- Exercise objective -
Where a line in the listing below contains the word "expiring", copy that line.

- Exercise data -
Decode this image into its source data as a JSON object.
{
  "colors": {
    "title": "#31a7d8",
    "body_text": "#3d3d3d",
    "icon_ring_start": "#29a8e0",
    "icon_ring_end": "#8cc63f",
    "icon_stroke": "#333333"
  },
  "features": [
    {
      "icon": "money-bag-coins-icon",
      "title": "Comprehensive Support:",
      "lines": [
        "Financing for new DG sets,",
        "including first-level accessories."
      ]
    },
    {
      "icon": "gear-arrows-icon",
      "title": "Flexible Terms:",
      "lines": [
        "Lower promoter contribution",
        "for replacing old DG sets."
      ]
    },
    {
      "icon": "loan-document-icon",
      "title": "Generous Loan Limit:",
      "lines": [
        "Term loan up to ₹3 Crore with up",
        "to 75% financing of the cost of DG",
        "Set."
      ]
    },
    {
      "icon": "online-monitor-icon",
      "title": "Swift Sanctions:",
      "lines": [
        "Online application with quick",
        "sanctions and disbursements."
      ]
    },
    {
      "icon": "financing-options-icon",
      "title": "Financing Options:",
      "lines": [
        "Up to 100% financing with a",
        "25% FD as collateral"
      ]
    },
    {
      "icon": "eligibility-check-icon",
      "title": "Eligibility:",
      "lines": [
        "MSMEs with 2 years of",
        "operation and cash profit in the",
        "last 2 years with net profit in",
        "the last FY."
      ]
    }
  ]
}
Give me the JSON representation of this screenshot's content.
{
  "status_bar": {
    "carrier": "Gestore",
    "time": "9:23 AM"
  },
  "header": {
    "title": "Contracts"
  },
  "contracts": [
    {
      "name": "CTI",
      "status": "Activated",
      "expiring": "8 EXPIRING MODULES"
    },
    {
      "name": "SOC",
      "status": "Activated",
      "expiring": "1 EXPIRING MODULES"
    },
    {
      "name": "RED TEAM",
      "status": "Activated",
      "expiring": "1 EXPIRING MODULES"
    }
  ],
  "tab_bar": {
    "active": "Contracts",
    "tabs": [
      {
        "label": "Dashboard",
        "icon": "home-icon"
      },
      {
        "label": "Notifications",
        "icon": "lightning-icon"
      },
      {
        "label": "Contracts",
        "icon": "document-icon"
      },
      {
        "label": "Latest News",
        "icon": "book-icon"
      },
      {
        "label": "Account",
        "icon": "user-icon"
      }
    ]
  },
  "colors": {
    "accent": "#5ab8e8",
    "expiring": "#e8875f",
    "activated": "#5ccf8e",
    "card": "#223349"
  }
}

- Answer to this exercise -
      "expiring": "8 EXPIRING MODULES"
      "expiring": "1 EXPIRING MODULES"
      "expiring": "1 EXPIRING MODULES"
    "expiring": "#e8875f",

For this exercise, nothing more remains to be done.